Task objective » Without changing a character, return the entries, but not the images they hold.
◆ ◆ ◆ ◆ ◆ ◆ ◆
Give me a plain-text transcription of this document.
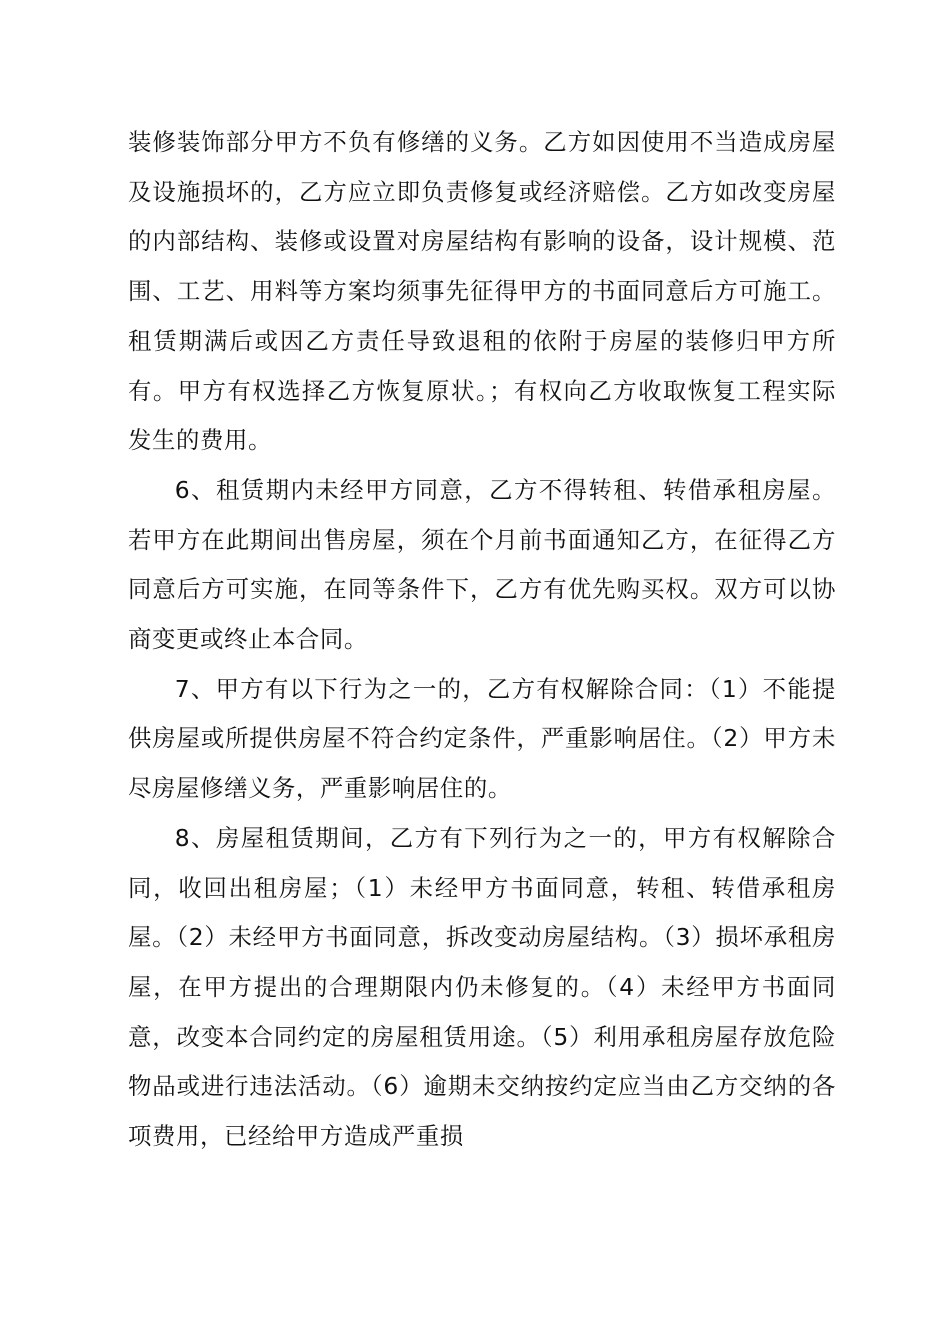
装修装饰部分甲方不负有修缮的义务。乙方如因使用不当造成房屋及设施损坏的，乙方应立即负责修复或经济赔偿。乙方如改变房屋的内部结构、装修或设置对房屋结构有影响的设备，设计规模、范围、工艺、用料等方案均须事先征得甲方的书面同意后方可施工。租赁期满后或因乙方责任导致退租的依附于房屋的装修归甲方所有。甲方有权选择乙方恢复原状。；有权向乙方收取恢复工程实际发生的费用。

6、租赁期内未经甲方同意，乙方不得转租、转借承租房屋。若甲方在此期间出售房屋，须在个月前书面通知乙方，在征得乙方同意后方可实施，在同等条件下，乙方有优先购买权。双方可以协商变更或终止本合同。

7、甲方有以下行为之一的，乙方有权解除合同：（1）不能提供房屋或所提供房屋不符合约定条件，严重影响居住。（2）甲方未尽房屋修缮义务，严重影响居住的。

8、房屋租赁期间，乙方有下列行为之一的，甲方有权解除合同，收回出租房屋；（1）未经甲方书面同意，转租、转借承租房屋。（2）未经甲方书面同意，拆改变动房屋结构。（3）损坏承租房屋，在甲方提出的合理期限内仍未修复的。（4）未经甲方书面同意，改变本合同约定的房屋租赁用途。（5）利用承租房屋存放危险物品或进行违法活动。（6）逾期未交纳按约定应当由乙方交纳的各项费用，已经给甲方造成严重损
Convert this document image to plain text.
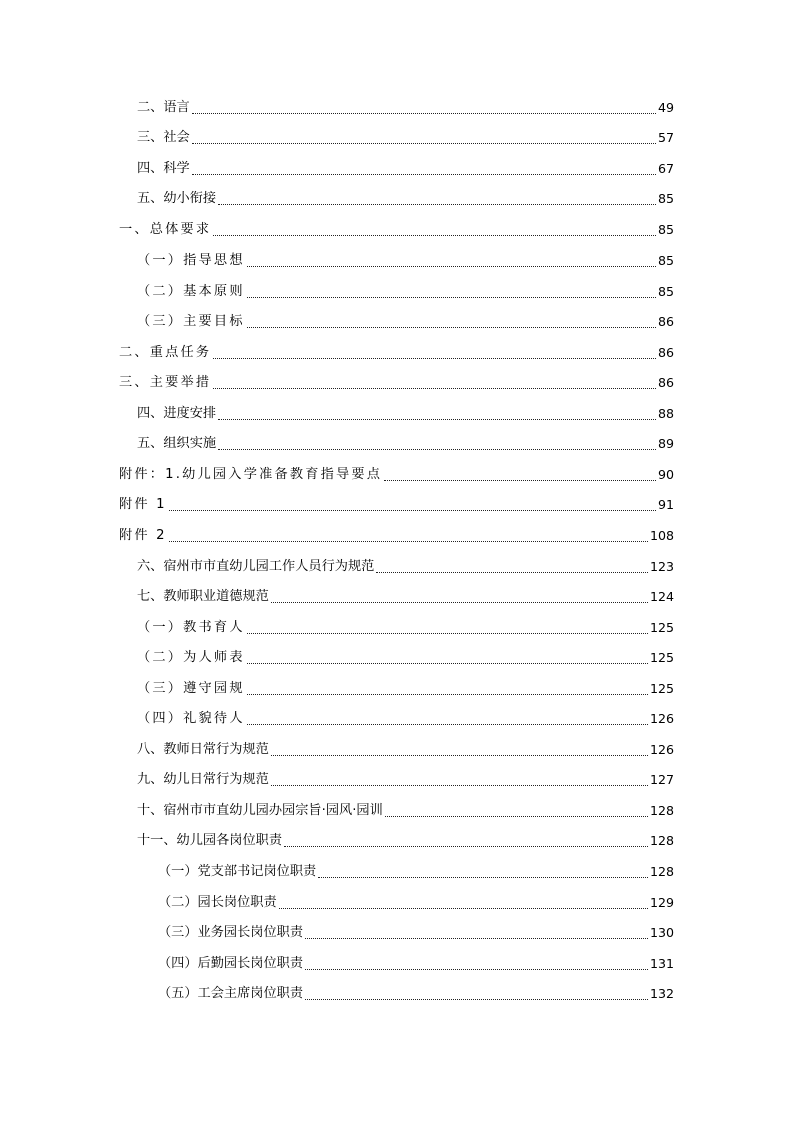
二、语言	49
三、社会	57
四、科学	67
五、幼小衔接	85
一、总体要求	85
（一）指导思想	85
（二）基本原则	85
（三）主要目标	86
二、重点任务	86
三、主要举措	86
四、进度安排	88
五、组织实施	89
附件：1.幼儿园入学准备教育指导要点	90
附件 1	91
附件 2	108
六、宿州市市直幼儿园工作人员行为规范	123
七、教师职业道德规范	124
（一）教书育人	125
（二）为人师表	125
（三）遵守园规	125
（四）礼貌待人	126
八、教师日常行为规范	126
九、幼儿日常行为规范	127
十、宿州市市直幼儿园办园宗旨·园风·园训	128
十一、幼儿园各岗位职责	128
（一）党支部书记岗位职责	128
（二）园长岗位职责	129
（三）业务园长岗位职责	130
（四）后勤园长岗位职责	131
（五）工会主席岗位职责	132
◆ ◆ ◆ ◆ ◆ ◆ ◆
The reply »
Give me a plain-text transcription of this document.
装修装饰部分甲方不负有修缮的义务。乙方如因使用不当造成房屋及设施损坏的，乙方应立即负责修复或经济赔偿。乙方如改变房屋的内部结构、装修或设置对房屋结构有影响的设备，设计规模、范围、工艺、用料等方案均须事先征得甲方的书面同意后方可施工。租赁期满后或因乙方责任导致退租的依附于房屋的装修归甲方所有。甲方有权选择乙方恢复原状。；有权向乙方收取恢复工程实际发生的费用。

6、租赁期内未经甲方同意，乙方不得转租、转借承租房屋。若甲方在此期间出售房屋，须在个月前书面通知乙方，在征得乙方同意后方可实施，在同等条件下，乙方有优先购买权。双方可以协商变更或终止本合同。

7、甲方有以下行为之一的，乙方有权解除合同：（1）不能提供房屋或所提供房屋不符合约定条件，严重影响居住。（2）甲方未尽房屋修缮义务，严重影响居住的。

8、房屋租赁期间，乙方有下列行为之一的，甲方有权解除合同，收回出租房屋；（1）未经甲方书面同意，转租、转借承租房屋。（2）未经甲方书面同意，拆改变动房屋结构。（3）损坏承租房屋，在甲方提出的合理期限内仍未修复的。（4）未经甲方书面同意，改变本合同约定的房屋租赁用途。（5）利用承租房屋存放危险物品或进行违法活动。（6）逾期未交纳按约定应当由乙方交纳的各项费用，已经给甲方造成严重损
Convert this document image to plain text.
二、语言	49
三、社会	57
四、科学	67
五、幼小衔接	85
一、总体要求	85
（一）指导思想	85
（二）基本原则	85
（三）主要目标	86
二、重点任务	86
三、主要举措	86
四、进度安排	88
五、组织实施	89
附件：1.幼儿园入学准备教育指导要点	90
附件 1	91
附件 2	108
六、宿州市市直幼儿园工作人员行为规范	123
七、教师职业道德规范	124
（一）教书育人	125
（二）为人师表	125
（三）遵守园规	125
（四）礼貌待人	126
八、教师日常行为规范	126
九、幼儿日常行为规范	127
十、宿州市市直幼儿园办园宗旨·园风·园训	128
十一、幼儿园各岗位职责	128
（一）党支部书记岗位职责	128
（二）园长岗位职责	129
（三）业务园长岗位职责	130
（四）后勤园长岗位职责	131
（五）工会主席岗位职责	132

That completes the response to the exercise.